[Figure data in JSON]
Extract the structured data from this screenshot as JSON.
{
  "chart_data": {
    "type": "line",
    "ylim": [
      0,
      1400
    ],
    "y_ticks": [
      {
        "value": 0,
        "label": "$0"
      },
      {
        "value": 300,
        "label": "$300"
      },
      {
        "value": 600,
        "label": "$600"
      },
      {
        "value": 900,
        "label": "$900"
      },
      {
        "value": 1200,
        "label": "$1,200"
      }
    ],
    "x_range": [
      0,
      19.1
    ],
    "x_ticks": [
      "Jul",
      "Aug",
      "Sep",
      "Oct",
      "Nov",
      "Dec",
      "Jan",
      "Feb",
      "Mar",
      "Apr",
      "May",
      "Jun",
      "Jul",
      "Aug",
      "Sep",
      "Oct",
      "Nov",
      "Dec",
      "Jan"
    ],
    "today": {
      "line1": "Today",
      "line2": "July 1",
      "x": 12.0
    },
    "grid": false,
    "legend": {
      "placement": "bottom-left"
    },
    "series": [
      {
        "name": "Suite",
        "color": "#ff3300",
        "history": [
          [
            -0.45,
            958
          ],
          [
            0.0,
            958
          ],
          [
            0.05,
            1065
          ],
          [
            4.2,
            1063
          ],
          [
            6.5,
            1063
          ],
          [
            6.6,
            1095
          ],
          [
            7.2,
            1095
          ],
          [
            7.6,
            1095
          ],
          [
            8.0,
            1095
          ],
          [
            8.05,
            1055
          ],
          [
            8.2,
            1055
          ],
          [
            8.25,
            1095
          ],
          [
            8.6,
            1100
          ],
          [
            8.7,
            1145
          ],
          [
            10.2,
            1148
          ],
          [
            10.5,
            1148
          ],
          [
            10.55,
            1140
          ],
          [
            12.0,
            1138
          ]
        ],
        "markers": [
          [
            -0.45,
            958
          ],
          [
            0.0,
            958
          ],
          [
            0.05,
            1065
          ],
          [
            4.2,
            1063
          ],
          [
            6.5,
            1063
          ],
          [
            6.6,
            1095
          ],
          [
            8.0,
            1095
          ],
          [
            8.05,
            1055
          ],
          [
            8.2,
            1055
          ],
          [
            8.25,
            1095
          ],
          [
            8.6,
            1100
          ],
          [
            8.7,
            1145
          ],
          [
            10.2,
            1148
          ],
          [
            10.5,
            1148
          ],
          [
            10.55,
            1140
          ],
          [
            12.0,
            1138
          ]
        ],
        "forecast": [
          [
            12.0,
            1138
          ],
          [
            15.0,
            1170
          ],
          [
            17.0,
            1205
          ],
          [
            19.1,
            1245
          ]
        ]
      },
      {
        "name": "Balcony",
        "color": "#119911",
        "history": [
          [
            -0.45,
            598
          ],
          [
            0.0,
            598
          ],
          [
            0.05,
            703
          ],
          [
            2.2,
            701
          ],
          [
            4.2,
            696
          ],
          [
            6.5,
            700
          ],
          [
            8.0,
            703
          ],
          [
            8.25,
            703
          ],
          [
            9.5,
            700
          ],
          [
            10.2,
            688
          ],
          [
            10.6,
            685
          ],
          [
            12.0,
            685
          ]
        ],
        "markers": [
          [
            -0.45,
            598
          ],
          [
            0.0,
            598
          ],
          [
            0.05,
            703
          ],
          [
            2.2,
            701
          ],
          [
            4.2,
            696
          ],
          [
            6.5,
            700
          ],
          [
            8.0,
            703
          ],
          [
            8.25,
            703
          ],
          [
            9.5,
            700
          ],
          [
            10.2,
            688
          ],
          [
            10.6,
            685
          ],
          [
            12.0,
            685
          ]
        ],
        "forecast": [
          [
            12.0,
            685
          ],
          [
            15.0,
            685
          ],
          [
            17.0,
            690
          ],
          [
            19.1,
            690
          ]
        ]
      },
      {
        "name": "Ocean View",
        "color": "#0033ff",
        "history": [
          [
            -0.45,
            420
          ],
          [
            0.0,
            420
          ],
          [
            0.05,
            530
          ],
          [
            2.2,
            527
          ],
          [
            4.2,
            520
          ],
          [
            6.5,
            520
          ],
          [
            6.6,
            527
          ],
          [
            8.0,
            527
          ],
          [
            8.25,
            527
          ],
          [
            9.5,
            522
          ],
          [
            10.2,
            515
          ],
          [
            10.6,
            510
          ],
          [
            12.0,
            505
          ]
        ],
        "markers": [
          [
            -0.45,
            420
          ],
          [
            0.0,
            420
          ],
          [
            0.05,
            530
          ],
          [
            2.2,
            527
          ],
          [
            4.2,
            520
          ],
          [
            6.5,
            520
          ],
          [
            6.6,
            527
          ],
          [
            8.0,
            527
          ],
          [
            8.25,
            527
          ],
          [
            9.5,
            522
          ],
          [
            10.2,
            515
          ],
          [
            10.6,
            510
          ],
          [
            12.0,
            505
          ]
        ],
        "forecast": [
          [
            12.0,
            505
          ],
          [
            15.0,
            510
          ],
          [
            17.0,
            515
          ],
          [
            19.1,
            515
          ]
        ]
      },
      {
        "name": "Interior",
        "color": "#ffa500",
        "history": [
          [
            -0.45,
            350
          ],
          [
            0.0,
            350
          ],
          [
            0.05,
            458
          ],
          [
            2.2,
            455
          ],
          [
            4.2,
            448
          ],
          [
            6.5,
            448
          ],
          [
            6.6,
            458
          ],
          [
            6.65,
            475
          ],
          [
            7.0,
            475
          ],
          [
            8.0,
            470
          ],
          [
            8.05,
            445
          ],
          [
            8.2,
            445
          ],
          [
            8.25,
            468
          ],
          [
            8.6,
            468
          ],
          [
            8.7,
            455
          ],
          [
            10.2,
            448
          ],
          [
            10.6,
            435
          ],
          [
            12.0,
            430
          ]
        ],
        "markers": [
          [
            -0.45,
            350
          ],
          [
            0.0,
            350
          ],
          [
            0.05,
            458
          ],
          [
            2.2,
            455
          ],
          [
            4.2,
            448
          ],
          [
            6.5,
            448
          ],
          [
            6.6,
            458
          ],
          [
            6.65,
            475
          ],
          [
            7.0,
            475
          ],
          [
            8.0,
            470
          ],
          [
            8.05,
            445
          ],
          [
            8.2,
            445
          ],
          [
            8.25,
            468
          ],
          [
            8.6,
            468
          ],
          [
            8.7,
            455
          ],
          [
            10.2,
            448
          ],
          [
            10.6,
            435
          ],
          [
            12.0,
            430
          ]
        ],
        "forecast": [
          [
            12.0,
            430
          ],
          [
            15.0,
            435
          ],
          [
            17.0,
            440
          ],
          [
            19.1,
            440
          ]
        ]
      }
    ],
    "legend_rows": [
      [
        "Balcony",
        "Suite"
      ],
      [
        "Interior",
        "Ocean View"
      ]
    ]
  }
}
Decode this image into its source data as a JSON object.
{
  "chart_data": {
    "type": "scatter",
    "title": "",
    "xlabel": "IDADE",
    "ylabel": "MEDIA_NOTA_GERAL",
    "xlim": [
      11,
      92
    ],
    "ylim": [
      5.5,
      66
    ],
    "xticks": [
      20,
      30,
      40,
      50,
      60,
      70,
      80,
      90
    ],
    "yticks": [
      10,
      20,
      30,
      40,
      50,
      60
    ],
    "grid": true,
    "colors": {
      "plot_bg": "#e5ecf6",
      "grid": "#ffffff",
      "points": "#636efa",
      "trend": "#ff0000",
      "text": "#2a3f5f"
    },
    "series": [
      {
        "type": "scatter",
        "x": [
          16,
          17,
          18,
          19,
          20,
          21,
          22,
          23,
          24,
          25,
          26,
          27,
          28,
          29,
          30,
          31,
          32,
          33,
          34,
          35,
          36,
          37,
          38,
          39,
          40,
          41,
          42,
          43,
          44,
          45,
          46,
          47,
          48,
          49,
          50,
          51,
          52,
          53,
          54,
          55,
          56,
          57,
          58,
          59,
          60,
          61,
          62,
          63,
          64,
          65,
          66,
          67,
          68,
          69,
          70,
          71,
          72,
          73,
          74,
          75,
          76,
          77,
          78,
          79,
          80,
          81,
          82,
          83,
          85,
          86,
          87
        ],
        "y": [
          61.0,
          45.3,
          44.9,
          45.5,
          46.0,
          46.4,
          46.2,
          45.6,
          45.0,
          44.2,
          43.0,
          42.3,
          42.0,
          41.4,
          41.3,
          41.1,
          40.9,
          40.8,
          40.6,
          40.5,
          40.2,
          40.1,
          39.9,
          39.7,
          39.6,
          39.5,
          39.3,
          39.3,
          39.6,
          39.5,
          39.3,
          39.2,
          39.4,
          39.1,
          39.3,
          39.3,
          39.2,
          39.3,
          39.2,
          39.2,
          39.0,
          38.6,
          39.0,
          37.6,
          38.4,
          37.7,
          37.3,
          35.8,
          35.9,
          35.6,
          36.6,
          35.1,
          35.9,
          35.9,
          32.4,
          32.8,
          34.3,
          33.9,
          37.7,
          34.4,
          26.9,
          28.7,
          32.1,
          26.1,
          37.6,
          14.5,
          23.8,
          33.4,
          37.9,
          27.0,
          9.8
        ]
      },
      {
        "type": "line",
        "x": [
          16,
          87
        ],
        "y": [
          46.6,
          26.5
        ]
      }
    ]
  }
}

WHAT IS REQUIRED: Identify the lines in the records above that contain the word "name", then state how many there are and nothing more.

FULL RESPONSE: 4